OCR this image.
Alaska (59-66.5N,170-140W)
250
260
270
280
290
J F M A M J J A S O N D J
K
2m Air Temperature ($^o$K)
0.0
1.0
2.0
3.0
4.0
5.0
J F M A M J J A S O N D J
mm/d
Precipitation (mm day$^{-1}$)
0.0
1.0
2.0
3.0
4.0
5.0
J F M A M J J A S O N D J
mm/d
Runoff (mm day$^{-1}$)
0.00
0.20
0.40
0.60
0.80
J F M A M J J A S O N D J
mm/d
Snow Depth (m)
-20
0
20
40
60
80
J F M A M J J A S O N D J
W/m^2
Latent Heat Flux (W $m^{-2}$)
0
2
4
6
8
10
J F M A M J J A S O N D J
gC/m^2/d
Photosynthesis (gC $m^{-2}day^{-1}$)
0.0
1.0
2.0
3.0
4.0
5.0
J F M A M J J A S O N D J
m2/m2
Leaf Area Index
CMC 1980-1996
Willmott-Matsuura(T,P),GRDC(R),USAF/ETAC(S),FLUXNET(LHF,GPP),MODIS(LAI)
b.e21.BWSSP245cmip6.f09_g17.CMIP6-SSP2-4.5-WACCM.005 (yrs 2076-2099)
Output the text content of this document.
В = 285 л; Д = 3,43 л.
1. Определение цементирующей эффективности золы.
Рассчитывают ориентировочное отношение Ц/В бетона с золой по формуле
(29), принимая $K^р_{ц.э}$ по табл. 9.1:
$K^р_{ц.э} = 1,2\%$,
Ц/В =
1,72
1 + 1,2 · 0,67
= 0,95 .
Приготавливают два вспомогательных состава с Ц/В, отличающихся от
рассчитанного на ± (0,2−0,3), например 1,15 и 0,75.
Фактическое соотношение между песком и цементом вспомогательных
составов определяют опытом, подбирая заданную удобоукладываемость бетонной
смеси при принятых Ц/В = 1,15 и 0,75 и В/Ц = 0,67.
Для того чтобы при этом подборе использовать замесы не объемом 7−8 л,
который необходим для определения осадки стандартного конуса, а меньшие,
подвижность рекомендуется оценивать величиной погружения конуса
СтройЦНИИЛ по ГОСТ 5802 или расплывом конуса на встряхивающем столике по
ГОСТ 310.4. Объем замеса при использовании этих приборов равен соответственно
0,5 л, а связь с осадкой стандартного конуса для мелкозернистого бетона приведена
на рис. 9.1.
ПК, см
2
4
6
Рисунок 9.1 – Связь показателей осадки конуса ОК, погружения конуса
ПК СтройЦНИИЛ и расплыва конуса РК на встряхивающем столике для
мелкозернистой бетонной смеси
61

→ WHAT IS REQUIRED: Select and copy every line of the material that holds the string "this".

→ CORRECT OUTPUT:
OCR this image.
Output the text content of this document.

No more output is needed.